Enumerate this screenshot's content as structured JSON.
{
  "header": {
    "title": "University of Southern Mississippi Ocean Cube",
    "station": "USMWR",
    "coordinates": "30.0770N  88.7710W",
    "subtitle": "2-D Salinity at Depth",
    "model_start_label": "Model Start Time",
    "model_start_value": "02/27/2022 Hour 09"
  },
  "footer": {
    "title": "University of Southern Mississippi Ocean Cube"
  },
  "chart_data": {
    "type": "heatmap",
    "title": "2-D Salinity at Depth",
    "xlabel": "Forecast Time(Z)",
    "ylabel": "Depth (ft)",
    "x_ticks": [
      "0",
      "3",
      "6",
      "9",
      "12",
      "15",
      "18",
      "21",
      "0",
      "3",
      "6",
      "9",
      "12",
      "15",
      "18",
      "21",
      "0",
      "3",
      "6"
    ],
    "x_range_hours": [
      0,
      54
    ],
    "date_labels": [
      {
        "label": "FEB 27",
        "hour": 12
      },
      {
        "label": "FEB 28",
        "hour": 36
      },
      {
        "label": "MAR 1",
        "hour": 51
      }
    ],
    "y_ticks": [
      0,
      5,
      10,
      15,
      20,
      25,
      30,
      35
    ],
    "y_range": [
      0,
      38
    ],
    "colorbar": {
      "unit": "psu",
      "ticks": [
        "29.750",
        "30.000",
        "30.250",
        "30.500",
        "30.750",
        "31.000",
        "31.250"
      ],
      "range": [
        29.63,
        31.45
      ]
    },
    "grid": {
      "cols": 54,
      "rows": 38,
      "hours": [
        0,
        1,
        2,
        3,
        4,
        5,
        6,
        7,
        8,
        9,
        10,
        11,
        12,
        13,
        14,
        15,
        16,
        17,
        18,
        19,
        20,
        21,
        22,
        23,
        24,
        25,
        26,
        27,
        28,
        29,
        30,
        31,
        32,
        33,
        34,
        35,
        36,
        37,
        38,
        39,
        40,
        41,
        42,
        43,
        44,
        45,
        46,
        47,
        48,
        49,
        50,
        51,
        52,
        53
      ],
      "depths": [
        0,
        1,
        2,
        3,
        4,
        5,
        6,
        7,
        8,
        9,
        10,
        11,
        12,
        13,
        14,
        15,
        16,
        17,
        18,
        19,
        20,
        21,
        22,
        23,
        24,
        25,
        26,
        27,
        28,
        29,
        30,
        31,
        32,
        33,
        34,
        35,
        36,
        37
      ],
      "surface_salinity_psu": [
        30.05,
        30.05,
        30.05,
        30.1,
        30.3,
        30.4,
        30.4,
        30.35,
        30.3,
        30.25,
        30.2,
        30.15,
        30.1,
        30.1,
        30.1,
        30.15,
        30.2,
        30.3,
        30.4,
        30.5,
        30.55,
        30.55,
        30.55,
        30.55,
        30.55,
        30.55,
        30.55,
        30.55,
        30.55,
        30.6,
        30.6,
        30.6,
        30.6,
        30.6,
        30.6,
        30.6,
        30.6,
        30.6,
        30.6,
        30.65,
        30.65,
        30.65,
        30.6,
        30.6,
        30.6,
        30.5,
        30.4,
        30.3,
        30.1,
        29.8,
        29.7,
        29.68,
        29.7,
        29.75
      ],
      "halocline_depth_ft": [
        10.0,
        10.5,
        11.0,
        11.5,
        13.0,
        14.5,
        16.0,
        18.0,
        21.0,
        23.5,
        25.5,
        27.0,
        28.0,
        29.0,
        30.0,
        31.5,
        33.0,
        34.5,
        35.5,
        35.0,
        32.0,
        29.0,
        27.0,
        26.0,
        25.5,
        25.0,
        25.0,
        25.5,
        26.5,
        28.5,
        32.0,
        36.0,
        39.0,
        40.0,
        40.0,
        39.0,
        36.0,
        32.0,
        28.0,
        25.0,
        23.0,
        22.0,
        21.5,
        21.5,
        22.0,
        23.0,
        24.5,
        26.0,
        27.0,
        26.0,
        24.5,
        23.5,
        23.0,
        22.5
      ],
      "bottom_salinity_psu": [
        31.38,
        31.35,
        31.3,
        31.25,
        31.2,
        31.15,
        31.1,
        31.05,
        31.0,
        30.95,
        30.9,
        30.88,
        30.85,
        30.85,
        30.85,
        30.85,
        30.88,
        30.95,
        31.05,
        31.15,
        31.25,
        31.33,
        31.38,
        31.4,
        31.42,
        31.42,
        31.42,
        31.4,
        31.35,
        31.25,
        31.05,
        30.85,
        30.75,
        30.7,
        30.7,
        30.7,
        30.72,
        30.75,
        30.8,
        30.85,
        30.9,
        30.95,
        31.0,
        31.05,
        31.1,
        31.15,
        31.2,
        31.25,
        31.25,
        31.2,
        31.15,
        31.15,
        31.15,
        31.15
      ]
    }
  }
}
-- -- --
## DIRECTION
Write out each line of the data that holds the string "University".

## ANSWER TO THE PROBLEM
    "title": "University of Southern Mississippi Ocean Cube",
    "title": "University of Southern Mississippi Ocean Cube"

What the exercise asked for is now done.